- **Challenge**
Copy the entries verbatim, starting with the first line and continuing through the line that contains "export-arrows-icon (352, 999, 428, 1075)", with both of those lines included.

## Start

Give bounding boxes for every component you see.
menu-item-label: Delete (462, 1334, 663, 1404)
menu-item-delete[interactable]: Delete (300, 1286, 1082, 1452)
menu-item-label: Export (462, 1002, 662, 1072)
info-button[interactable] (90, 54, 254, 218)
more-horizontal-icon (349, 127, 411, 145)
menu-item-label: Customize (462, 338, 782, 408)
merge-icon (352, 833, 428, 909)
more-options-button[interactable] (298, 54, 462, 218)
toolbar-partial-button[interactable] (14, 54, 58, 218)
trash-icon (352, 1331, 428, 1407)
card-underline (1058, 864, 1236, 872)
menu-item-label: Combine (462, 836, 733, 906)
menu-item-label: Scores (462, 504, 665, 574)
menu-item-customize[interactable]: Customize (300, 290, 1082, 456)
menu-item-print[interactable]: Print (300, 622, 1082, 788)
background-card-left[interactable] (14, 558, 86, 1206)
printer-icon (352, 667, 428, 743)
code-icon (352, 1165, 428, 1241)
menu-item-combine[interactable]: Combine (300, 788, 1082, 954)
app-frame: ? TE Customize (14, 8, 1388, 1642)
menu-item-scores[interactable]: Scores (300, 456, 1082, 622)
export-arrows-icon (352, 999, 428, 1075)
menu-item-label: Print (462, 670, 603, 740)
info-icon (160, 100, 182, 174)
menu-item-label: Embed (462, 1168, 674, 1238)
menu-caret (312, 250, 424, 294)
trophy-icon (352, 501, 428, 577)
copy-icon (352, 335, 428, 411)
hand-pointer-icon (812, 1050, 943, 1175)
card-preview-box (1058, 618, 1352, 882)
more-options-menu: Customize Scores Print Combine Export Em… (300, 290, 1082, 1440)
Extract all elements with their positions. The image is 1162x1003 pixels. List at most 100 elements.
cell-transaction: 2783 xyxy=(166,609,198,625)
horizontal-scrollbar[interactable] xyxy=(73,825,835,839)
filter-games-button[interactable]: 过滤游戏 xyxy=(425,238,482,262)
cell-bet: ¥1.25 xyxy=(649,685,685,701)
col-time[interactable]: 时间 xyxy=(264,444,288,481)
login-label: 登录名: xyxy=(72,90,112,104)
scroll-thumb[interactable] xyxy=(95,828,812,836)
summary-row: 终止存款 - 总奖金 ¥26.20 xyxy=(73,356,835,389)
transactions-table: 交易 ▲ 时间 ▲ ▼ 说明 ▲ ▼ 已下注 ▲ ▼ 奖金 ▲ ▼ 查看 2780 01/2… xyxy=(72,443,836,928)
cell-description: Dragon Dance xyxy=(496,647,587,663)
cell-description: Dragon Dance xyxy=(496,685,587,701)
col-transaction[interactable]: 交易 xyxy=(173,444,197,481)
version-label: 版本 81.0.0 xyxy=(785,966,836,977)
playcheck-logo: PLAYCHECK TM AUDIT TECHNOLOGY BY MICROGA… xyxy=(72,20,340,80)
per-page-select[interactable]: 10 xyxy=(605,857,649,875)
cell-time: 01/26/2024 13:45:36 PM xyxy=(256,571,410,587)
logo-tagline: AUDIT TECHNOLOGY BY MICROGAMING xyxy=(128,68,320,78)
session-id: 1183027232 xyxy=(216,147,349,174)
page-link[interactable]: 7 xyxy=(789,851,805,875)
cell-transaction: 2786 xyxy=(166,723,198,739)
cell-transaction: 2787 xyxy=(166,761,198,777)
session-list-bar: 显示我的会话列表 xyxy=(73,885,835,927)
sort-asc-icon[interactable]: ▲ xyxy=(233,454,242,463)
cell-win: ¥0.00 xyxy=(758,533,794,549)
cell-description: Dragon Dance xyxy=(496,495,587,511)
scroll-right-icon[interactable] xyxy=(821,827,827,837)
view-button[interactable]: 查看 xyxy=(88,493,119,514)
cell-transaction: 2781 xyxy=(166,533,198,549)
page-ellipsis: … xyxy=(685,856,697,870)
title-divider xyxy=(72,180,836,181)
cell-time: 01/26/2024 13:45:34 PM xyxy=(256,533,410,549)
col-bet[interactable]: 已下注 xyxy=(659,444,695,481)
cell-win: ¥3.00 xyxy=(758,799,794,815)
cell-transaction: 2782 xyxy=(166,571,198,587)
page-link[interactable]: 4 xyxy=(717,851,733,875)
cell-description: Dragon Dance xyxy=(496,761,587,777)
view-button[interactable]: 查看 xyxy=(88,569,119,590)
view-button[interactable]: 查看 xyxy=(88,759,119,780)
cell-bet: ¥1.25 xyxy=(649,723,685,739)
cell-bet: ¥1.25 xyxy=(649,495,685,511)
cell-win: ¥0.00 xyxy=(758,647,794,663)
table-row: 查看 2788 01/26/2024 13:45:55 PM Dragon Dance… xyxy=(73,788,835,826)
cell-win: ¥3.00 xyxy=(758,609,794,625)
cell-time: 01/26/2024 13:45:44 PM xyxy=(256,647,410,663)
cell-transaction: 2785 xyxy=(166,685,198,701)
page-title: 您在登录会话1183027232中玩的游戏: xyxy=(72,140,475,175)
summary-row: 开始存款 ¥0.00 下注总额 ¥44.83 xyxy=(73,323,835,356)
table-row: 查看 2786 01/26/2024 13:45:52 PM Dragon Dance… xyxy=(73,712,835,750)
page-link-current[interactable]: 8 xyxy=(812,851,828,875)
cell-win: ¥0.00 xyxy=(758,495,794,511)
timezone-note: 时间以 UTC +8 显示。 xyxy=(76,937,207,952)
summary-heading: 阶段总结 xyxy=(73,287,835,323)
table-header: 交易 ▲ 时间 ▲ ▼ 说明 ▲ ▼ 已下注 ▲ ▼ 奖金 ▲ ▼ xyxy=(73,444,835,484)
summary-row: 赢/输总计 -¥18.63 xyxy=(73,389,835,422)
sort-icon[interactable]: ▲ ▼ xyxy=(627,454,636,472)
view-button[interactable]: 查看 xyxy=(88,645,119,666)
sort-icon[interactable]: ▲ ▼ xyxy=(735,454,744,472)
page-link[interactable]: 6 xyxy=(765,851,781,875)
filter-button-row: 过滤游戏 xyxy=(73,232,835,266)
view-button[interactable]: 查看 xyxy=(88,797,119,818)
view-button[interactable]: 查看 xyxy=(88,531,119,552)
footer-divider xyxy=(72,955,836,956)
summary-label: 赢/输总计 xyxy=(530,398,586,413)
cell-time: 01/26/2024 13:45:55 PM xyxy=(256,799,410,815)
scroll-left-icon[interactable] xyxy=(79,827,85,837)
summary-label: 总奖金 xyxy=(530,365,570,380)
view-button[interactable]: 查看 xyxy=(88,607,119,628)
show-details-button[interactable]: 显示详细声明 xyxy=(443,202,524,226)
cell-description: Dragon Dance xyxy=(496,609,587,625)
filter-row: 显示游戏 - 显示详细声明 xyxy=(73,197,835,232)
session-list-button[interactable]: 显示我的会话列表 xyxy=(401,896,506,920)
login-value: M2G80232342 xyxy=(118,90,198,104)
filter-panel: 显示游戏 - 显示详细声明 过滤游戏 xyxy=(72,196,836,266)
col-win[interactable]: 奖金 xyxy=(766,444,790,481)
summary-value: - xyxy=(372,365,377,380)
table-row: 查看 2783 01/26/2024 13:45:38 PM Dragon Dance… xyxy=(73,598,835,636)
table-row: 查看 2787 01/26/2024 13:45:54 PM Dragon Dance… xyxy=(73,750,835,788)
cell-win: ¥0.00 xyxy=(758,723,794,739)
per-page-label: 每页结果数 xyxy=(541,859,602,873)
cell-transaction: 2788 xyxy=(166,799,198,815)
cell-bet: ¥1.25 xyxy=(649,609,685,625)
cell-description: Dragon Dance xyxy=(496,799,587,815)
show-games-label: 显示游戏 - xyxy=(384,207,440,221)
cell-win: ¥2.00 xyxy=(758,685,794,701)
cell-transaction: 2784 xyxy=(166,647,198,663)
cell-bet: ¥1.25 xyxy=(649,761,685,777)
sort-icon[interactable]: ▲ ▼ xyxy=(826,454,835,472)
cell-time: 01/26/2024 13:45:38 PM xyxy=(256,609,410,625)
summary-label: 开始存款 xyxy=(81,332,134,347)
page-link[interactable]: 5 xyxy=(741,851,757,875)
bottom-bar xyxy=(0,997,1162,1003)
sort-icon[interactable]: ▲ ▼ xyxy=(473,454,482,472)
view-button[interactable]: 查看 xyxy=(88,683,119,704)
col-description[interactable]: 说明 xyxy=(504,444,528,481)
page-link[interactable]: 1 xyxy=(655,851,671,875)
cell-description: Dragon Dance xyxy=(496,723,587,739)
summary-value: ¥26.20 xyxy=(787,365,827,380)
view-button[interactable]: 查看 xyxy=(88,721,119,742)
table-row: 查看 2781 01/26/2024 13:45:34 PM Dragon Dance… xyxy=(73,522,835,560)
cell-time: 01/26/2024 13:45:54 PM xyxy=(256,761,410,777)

## End

- **Complete output**
Give bounding boxes for every component you see.
menu-item-label: Delete (462, 1334, 663, 1404)
menu-item-delete[interactable]: Delete (300, 1286, 1082, 1452)
menu-item-label: Export (462, 1002, 662, 1072)
info-button[interactable] (90, 54, 254, 218)
more-horizontal-icon (349, 127, 411, 145)
menu-item-label: Customize (462, 338, 782, 408)
merge-icon (352, 833, 428, 909)
more-options-button[interactable] (298, 54, 462, 218)
toolbar-partial-button[interactable] (14, 54, 58, 218)
trash-icon (352, 1331, 428, 1407)
card-underline (1058, 864, 1236, 872)
menu-item-label: Combine (462, 836, 733, 906)
menu-item-label: Scores (462, 504, 665, 574)
menu-item-customize[interactable]: Customize (300, 290, 1082, 456)
menu-item-print[interactable]: Print (300, 622, 1082, 788)
background-card-left[interactable] (14, 558, 86, 1206)
printer-icon (352, 667, 428, 743)
code-icon (352, 1165, 428, 1241)
menu-item-combine[interactable]: Combine (300, 788, 1082, 954)
app-frame: ? TE Customize (14, 8, 1388, 1642)
menu-item-scores[interactable]: Scores (300, 456, 1082, 622)
export-arrows-icon (352, 999, 428, 1075)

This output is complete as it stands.